**Job:** Find how many lines hold the word "proper". Give only the number.

==========

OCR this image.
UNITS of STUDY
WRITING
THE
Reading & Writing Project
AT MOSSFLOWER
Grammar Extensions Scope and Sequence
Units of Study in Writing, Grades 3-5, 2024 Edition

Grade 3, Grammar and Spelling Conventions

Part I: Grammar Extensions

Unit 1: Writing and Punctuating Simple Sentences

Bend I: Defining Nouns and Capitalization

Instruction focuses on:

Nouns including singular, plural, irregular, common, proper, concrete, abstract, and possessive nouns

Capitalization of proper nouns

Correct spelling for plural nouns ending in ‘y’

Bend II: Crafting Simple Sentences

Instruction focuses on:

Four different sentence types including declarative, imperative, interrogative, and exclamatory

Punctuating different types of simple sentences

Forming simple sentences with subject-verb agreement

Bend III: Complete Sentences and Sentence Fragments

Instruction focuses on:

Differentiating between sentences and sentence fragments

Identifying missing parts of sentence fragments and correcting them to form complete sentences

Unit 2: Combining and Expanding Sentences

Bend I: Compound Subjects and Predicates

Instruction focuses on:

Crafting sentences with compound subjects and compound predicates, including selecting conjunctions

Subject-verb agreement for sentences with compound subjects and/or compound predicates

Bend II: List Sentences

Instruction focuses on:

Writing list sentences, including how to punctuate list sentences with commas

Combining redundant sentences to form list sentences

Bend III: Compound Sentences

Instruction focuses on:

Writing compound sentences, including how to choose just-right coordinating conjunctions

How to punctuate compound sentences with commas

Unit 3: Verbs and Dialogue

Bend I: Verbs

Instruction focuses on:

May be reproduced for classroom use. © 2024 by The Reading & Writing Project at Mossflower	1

==========

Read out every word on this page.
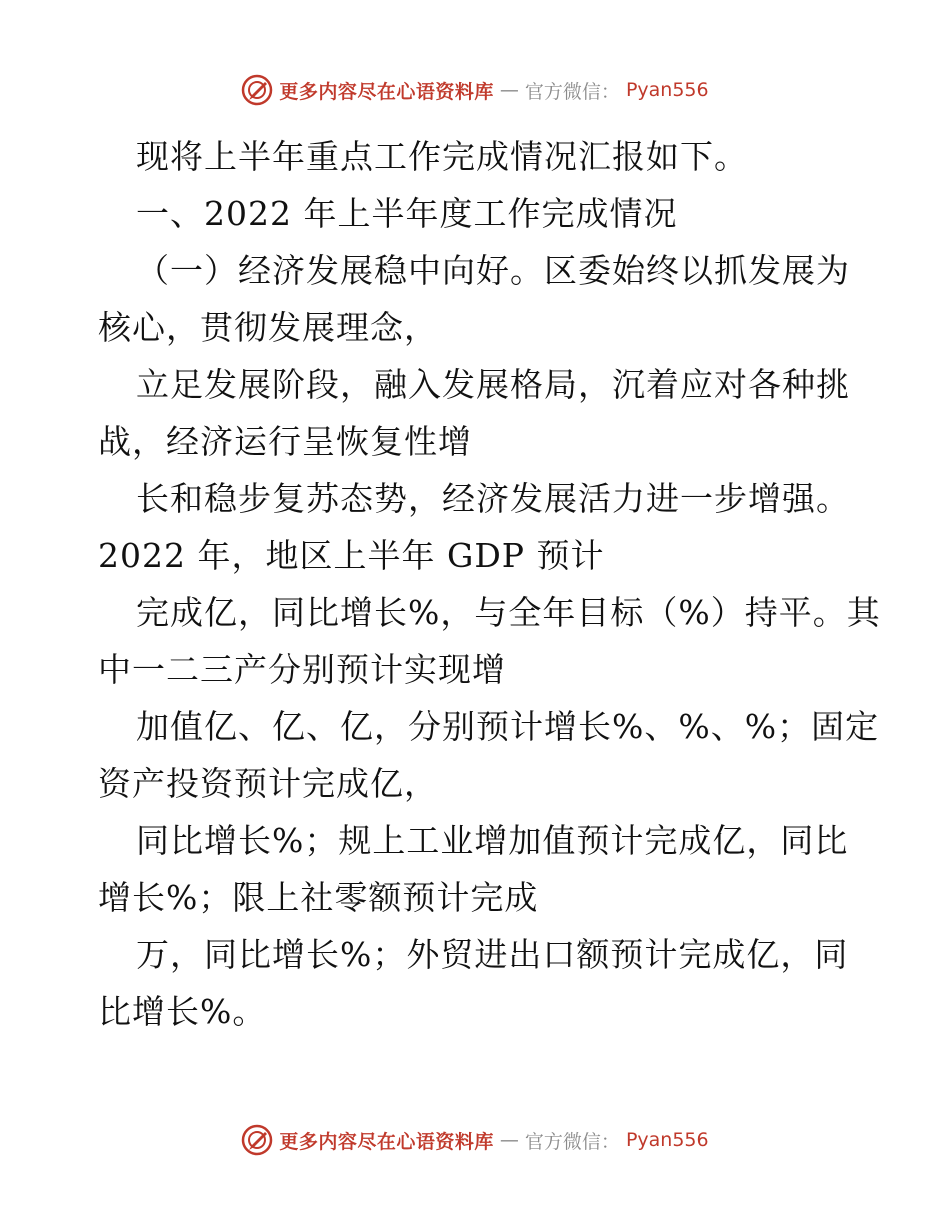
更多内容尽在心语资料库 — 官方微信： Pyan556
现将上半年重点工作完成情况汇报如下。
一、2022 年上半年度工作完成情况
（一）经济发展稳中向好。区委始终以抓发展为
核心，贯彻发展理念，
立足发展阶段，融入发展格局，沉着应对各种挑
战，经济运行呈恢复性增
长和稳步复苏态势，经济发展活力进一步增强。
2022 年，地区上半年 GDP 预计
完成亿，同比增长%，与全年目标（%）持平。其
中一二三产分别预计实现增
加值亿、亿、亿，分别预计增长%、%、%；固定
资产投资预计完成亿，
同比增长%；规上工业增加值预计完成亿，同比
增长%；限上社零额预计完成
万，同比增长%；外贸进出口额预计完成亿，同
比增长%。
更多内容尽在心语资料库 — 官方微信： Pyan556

==========

**Correct result:** 2